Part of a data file
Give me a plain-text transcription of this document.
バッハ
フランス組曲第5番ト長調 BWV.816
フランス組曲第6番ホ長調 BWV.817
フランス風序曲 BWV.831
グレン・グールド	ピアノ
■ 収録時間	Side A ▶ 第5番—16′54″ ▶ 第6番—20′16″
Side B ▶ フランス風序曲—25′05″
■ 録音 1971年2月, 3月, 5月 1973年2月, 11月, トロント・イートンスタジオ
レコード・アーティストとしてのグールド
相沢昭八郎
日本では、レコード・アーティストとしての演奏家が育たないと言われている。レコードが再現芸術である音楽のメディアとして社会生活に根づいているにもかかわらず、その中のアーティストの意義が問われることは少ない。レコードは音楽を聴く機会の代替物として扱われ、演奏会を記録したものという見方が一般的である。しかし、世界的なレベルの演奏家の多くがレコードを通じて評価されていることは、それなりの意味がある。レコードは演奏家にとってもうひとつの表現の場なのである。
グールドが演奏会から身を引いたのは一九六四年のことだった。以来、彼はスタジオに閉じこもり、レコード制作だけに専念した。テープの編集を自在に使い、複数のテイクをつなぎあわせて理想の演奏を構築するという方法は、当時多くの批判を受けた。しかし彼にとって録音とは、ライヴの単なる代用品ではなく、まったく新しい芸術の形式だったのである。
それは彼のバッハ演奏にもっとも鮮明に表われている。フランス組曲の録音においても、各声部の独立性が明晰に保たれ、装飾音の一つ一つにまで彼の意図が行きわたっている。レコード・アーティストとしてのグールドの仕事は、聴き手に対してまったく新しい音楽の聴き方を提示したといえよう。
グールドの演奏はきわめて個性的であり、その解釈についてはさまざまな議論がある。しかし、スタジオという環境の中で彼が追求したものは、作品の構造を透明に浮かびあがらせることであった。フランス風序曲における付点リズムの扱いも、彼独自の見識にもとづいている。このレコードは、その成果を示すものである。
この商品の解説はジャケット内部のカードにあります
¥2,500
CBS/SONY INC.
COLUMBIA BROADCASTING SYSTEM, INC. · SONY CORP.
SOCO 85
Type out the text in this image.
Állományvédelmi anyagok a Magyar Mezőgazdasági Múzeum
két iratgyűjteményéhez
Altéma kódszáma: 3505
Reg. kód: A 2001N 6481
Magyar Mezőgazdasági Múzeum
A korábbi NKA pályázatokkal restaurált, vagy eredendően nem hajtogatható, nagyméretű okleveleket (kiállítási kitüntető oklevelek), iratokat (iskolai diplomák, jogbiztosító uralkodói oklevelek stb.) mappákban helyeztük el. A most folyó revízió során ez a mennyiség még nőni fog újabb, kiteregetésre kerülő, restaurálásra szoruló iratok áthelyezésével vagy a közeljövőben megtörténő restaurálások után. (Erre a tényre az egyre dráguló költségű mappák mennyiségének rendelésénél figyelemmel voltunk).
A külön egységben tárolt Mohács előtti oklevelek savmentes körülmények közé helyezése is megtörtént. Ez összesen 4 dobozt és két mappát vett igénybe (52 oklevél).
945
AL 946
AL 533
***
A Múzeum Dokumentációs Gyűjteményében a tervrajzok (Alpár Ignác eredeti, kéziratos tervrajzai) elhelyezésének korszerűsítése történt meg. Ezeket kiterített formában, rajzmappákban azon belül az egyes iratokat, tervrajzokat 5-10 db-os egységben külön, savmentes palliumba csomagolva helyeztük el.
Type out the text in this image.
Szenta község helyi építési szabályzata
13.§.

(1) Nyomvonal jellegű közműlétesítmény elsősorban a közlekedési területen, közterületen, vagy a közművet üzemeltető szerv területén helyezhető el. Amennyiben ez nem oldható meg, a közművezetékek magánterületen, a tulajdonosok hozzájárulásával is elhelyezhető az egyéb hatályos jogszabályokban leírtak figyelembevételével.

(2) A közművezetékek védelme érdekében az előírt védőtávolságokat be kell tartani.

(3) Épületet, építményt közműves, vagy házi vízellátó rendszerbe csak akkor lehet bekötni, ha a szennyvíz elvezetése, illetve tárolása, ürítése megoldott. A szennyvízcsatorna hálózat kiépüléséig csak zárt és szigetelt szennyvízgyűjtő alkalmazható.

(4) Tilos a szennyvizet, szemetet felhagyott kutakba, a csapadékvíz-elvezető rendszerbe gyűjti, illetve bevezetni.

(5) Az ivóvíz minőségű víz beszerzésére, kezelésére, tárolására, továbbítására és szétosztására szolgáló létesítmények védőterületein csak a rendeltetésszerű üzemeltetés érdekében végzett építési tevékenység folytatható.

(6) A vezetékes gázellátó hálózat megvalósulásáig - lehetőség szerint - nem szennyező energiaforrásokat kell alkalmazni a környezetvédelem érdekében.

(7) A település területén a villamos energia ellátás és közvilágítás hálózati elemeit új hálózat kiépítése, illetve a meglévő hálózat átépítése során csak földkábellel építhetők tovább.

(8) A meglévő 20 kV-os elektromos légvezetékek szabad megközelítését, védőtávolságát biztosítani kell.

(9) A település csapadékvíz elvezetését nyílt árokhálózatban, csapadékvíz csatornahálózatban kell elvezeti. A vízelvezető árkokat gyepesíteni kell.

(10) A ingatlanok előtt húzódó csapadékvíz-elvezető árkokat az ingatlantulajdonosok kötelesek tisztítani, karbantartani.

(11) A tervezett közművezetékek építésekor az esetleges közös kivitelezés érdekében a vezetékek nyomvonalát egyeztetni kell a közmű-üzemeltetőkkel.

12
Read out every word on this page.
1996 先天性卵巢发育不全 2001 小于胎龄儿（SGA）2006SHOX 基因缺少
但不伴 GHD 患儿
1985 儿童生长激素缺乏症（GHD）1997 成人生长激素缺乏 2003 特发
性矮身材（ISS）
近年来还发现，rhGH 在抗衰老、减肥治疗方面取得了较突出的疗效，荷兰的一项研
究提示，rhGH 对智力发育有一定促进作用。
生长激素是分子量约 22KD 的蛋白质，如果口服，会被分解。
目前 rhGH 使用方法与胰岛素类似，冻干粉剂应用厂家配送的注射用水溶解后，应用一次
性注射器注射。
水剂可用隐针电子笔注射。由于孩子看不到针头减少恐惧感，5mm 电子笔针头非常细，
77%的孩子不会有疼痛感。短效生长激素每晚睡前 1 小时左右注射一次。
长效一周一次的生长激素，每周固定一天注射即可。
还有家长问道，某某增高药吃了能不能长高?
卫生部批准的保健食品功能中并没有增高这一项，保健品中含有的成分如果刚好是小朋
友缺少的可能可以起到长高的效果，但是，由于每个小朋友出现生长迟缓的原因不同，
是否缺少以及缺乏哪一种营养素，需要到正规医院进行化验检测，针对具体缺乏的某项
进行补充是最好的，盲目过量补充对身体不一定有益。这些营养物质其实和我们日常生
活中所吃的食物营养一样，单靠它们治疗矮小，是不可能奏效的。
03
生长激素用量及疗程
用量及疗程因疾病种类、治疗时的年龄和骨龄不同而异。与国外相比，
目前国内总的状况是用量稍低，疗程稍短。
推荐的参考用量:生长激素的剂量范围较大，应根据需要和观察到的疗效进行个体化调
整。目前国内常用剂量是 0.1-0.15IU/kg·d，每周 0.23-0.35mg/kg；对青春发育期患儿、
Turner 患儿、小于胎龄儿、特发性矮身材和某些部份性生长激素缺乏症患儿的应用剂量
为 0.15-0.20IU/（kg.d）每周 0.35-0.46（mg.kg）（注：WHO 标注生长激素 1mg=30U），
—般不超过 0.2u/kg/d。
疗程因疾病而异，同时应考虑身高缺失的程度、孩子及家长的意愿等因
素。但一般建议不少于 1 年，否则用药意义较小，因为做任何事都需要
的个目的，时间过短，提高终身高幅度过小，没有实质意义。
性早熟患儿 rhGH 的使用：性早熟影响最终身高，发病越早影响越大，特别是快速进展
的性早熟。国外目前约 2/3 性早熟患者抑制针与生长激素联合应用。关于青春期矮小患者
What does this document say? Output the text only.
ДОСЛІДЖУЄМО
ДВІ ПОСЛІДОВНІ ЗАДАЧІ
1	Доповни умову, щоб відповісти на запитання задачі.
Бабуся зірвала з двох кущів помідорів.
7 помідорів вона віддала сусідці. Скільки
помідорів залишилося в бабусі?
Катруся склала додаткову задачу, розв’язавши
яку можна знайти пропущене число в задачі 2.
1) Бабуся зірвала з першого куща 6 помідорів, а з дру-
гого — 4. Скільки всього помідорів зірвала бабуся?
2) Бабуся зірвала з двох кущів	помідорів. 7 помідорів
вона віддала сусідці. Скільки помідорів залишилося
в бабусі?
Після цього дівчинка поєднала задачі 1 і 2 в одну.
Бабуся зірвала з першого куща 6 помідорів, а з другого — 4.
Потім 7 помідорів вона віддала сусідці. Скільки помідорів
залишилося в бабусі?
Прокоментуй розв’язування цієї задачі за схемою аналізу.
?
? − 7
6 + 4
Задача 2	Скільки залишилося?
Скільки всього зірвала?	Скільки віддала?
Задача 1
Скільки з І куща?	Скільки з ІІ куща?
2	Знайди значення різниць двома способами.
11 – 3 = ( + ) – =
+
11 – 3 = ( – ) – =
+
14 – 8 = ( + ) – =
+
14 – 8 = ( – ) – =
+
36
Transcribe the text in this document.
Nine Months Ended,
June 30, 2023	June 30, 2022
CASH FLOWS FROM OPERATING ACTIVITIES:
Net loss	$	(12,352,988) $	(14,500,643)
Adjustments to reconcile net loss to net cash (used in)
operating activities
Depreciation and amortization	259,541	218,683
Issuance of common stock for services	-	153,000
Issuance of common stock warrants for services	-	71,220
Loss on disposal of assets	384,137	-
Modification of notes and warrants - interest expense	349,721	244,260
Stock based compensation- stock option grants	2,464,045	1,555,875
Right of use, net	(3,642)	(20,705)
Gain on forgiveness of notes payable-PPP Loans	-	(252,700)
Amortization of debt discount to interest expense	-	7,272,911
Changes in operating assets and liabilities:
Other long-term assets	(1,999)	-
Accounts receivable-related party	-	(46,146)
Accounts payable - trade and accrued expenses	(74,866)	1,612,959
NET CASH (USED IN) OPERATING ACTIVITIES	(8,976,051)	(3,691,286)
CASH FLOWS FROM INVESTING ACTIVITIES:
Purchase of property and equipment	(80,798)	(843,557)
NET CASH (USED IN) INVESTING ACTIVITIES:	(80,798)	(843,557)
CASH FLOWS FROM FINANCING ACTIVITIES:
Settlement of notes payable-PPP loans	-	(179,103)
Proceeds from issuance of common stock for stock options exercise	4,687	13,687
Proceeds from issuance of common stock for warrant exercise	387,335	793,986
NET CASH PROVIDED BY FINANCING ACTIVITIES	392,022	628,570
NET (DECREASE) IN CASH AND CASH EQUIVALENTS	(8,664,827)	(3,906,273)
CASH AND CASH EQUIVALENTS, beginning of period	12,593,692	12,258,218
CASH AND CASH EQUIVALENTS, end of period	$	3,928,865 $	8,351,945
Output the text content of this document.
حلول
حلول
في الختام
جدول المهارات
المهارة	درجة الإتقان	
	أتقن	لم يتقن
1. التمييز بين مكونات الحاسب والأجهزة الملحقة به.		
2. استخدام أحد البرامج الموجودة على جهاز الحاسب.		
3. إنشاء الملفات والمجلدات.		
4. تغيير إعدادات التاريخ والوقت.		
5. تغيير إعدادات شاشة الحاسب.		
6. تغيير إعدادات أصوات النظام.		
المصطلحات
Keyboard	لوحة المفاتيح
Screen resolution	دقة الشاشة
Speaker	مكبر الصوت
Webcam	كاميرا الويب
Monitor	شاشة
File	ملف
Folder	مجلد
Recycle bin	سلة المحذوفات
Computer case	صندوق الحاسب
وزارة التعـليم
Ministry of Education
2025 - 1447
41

What you need to do ▸ Among these entries, how many lines include the string "зірвала"? Reply with the number by itself.

Output of the task ▸ 6